**The request:** Copy out all the lines exactly. Omit pictures.

**Dataset extract:**
══════
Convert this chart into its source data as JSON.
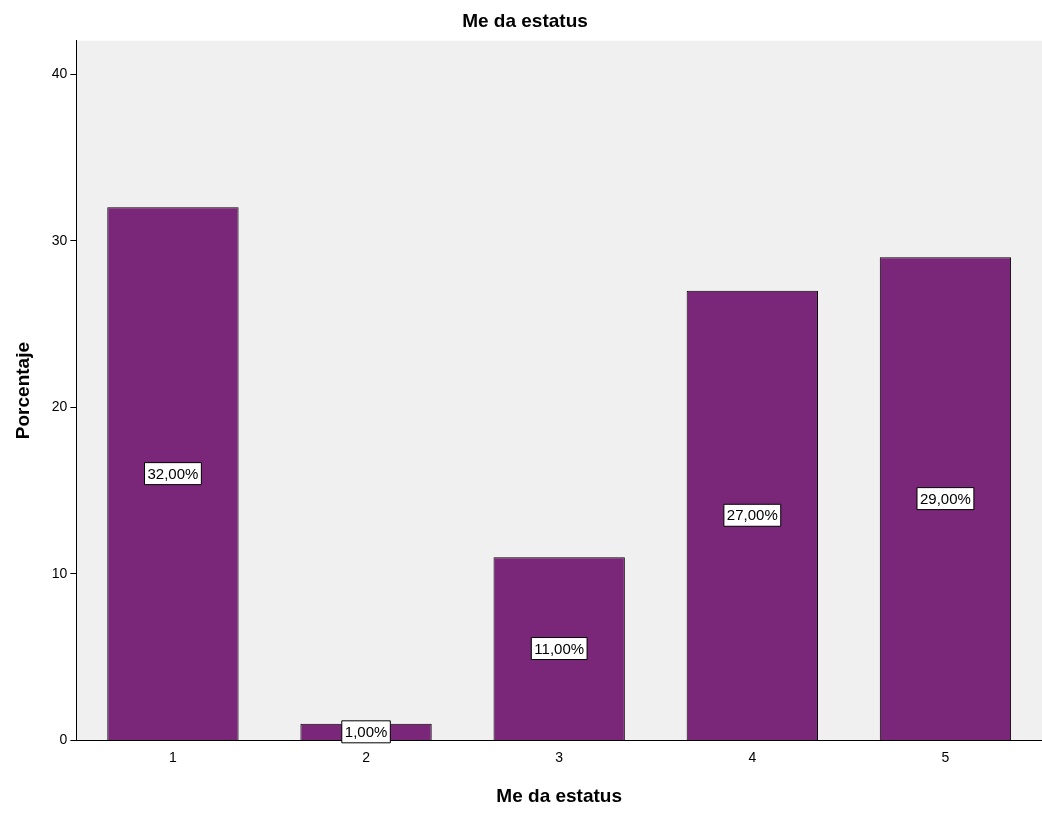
{
  "chart_data": {
    "type": "bar",
    "title": "Me da estatus",
    "xlabel": "Me da estatus",
    "ylabel": "Porcentaje",
    "categories": [
      "1",
      "2",
      "3",
      "4",
      "5"
    ],
    "values": [
      32,
      1,
      11,
      27,
      29
    ],
    "value_labels": [
      "32,00%",
      "1,00%",
      "11,00%",
      "27,00%",
      "29,00%"
    ],
    "color": "#7b2779",
    "ylim": [
      0,
      42
    ],
    "yticks": [
      0,
      10,
      20,
      30,
      40
    ],
    "grid": false,
    "legend": false
  }
}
══════
**Reply to the task:**
Convert this chart into its source data as JSON.
{
  "chart_data": {
    "type": "bar",
    "title": "Me da estatus",
    "xlabel": "Me da estatus",
    "ylabel": "Porcentaje",
    "categories": [
      "1",
      "2",
      "3",
      "4",
      "5"
    ],
    "values": [
      32,
      1,
      11,
      27,
      29
    ],
    "value_labels": [
      "32,00%",
      "1,00%",
      "11,00%",
      "27,00%",
      "29,00%"
    ],
    "color": "#7b2779",
    "ylim": [
      0,
      42
    ],
    "yticks": [
      0,
      10,
      20,
      30,
      40
    ],
    "grid": false,
    "legend": false
  }
}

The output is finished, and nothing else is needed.